● Listing:

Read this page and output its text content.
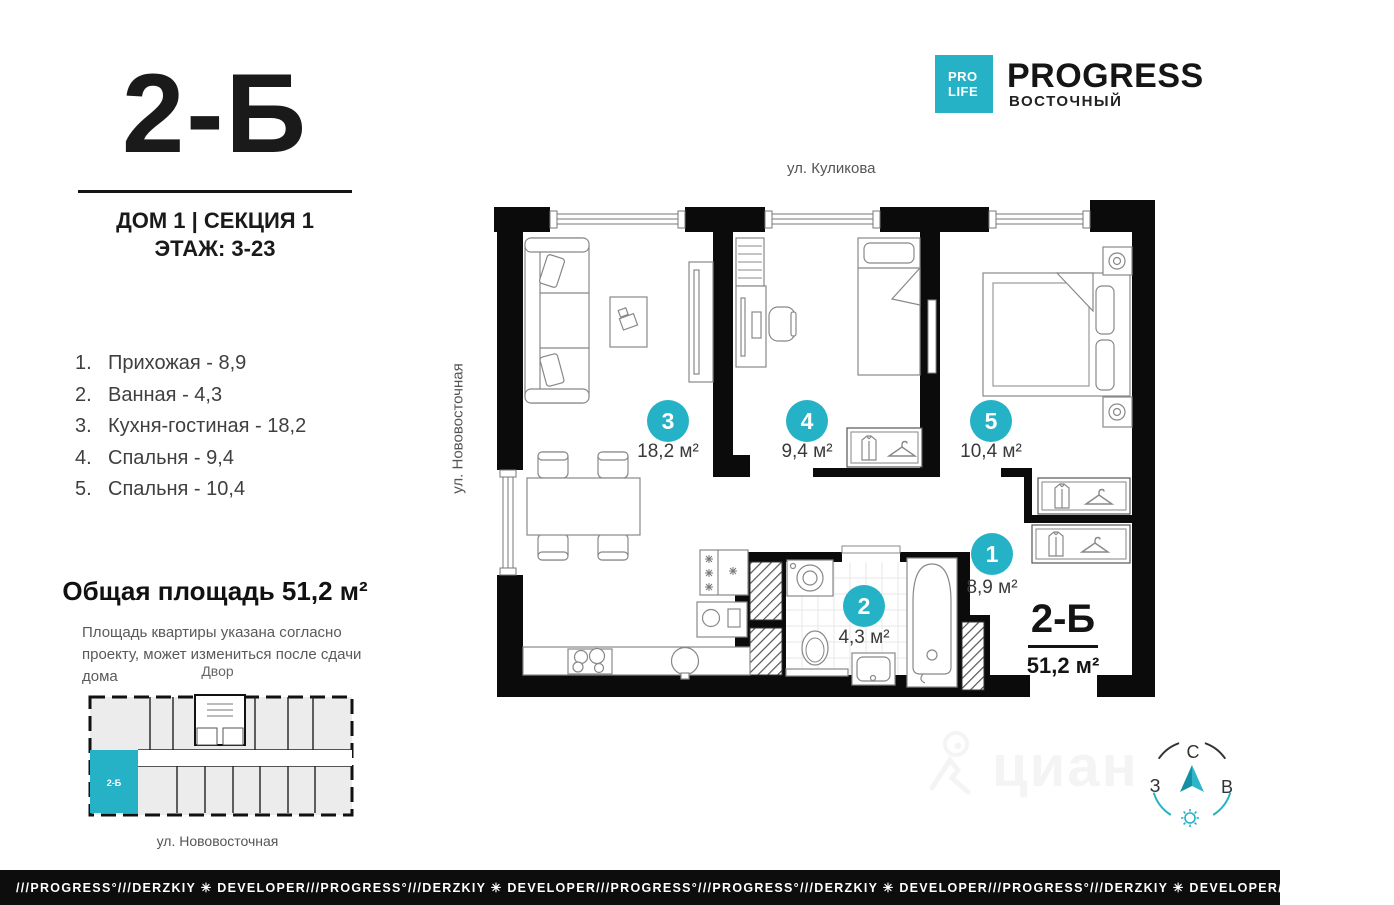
2-Б
ДОМ 1 | СЕКЦИЯ 1
ЭТАЖ: 3-23
1. Прихожая - 8,9
2. Ванная - 4,3
3. Кухня-гостиная - 18,2
4. Спальня - 9,4
5. Спальня - 10,4
Общая площадь 51,2 м²
Площадь квартиры указана согласно
проекту, может измениться после сдачи дома	Двор
2-Б
ул. Нововосточная
PRO
LIFE PROGRESS
ВОСТОЧНЫЙ
ул. Куликова
ул. Нововосточная	3	4	5
1
2
18,2 м²	9,4 м²	10,4 м²
8,9 м²
4,3 м²	2-Б
51,2 м²
циан	С
З	В
/// PROGRESS° /// DERZKIY ✳ DEVELOPER /// PROGRESS° /// DERZKIY ✳ DEVELOPER /// PROGRESS° /// PROGRESS° /// DERZKIY ✳ DEVELOPER /// PROGRESS° /// DERZKIY ✳ DEVELOPER /// PROGRESS° ///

● What is asked: Leave the images out and output the remaining material exactly as it stands.

● Answer to the problem:
Read this page and output its text content.
2-Б
ДОМ 1 | СЕКЦИЯ 1
ЭТАЖ: 3-23
1. Прихожая - 8,9
2. Ванная - 4,3
3. Кухня-гостиная - 18,2
4. Спальня - 9,4
5. Спальня - 10,4
Общая площадь 51,2 м²
Площадь квартиры указана согласно
проекту, может измениться после сдачи дома	Двор
2-Б
ул. Нововосточная
PRO
LIFE PROGRESS
ВОСТОЧНЫЙ
ул. Куликова
ул. Нововосточная	3	4	5
1
2
18,2 м²	9,4 м²	10,4 м²
8,9 м²
4,3 м²	2-Б
51,2 м²
циан	С
З	В
/// PROGRESS° /// DERZKIY ✳ DEVELOPER /// PROGRESS° /// DERZKIY ✳ DEVELOPER /// PROGRESS° /// PROGRESS° /// DERZKIY ✳ DEVELOPER /// PROGRESS° /// DERZKIY ✳ DEVELOPER /// PROGRESS° ///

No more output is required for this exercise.